● Work to do: Please replace "dashed circle" with "dotted circle" everywhere in the material below and return all of its lines with nothing else changed.
+++ Data provided
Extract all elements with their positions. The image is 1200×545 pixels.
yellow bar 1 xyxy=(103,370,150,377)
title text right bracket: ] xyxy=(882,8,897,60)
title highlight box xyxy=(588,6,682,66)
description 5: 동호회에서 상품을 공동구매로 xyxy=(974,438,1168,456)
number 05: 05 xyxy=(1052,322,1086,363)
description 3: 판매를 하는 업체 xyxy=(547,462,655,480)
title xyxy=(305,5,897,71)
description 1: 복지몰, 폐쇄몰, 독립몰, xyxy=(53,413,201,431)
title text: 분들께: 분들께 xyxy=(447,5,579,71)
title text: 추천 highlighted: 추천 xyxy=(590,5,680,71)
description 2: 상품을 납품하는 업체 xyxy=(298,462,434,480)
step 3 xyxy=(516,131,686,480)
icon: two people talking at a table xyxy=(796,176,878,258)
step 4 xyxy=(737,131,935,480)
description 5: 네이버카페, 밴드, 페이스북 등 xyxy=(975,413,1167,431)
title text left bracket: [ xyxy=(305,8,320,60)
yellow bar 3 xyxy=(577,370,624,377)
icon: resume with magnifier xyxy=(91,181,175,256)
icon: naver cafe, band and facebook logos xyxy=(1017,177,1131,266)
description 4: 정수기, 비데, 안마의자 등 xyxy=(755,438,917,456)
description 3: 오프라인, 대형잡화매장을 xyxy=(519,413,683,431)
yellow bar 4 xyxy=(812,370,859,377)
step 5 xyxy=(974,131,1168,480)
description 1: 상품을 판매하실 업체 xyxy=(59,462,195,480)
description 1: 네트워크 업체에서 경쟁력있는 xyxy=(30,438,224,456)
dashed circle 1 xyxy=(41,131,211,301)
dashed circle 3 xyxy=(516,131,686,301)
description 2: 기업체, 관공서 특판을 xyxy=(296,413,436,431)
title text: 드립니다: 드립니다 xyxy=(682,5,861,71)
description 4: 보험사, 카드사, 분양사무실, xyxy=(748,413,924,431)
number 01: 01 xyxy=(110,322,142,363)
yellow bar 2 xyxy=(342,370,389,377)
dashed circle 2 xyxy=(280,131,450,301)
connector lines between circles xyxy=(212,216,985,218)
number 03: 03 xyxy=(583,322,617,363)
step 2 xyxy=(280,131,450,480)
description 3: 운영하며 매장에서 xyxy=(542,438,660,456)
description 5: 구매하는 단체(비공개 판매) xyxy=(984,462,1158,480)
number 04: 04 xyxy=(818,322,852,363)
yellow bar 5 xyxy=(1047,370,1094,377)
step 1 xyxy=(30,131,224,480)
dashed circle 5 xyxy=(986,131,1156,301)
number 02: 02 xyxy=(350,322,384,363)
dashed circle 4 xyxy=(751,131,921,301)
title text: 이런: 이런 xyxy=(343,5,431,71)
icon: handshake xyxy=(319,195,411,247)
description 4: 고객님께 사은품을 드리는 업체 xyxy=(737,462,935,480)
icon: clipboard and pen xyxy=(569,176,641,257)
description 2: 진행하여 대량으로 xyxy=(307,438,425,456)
++++++
● Output for this task:
Extract all elements with their positions. The image is 1200×545 pixels.
yellow bar 1 xyxy=(103,370,150,377)
title text right bracket: ] xyxy=(882,8,897,60)
title highlight box xyxy=(588,6,682,66)
description 5: 동호회에서 상품을 공동구매로 xyxy=(974,438,1168,456)
number 05: 05 xyxy=(1052,322,1086,363)
description 3: 판매를 하는 업체 xyxy=(547,462,655,480)
title xyxy=(305,5,897,71)
description 1: 복지몰, 폐쇄몰, 독립몰, xyxy=(53,413,201,431)
title text: 분들께: 분들께 xyxy=(447,5,579,71)
title text: 추천 highlighted: 추천 xyxy=(590,5,680,71)
description 2: 상품을 납품하는 업체 xyxy=(298,462,434,480)
step 3 xyxy=(516,131,686,480)
icon: two people talking at a table xyxy=(796,176,878,258)
step 4 xyxy=(737,131,935,480)
description 5: 네이버카페, 밴드, 페이스북 등 xyxy=(975,413,1167,431)
title text left bracket: [ xyxy=(305,8,320,60)
yellow bar 3 xyxy=(577,370,624,377)
icon: resume with magnifier xyxy=(91,181,175,256)
icon: naver cafe, band and facebook logos xyxy=(1017,177,1131,266)
description 4: 정수기, 비데, 안마의자 등 xyxy=(755,438,917,456)
description 3: 오프라인, 대형잡화매장을 xyxy=(519,413,683,431)
yellow bar 4 xyxy=(812,370,859,377)
step 5 xyxy=(974,131,1168,480)
description 1: 상품을 판매하실 업체 xyxy=(59,462,195,480)
description 1: 네트워크 업체에서 경쟁력있는 xyxy=(30,438,224,456)
dotted circle 1 xyxy=(41,131,211,301)
dotted circle 3 xyxy=(516,131,686,301)
description 2: 기업체, 관공서 특판을 xyxy=(296,413,436,431)
title text: 드립니다: 드립니다 xyxy=(682,5,861,71)
description 4: 보험사, 카드사, 분양사무실, xyxy=(748,413,924,431)
number 01: 01 xyxy=(110,322,142,363)
yellow bar 2 xyxy=(342,370,389,377)
dotted circle 2 xyxy=(280,131,450,301)
connector lines between circles xyxy=(212,216,985,218)
number 03: 03 xyxy=(583,322,617,363)
step 2 xyxy=(280,131,450,480)
description 3: 운영하며 매장에서 xyxy=(542,438,660,456)
description 5: 구매하는 단체(비공개 판매) xyxy=(984,462,1158,480)
number 04: 04 xyxy=(818,322,852,363)
yellow bar 5 xyxy=(1047,370,1094,377)
step 1 xyxy=(30,131,224,480)
dotted circle 5 xyxy=(986,131,1156,301)
number 02: 02 xyxy=(350,322,384,363)
dotted circle 4 xyxy=(751,131,921,301)
title text: 이런: 이런 xyxy=(343,5,431,71)
icon: handshake xyxy=(319,195,411,247)
description 4: 고객님께 사은품을 드리는 업체 xyxy=(737,462,935,480)
icon: clipboard and pen xyxy=(569,176,641,257)
description 2: 진행하여 대량으로 xyxy=(307,438,425,456)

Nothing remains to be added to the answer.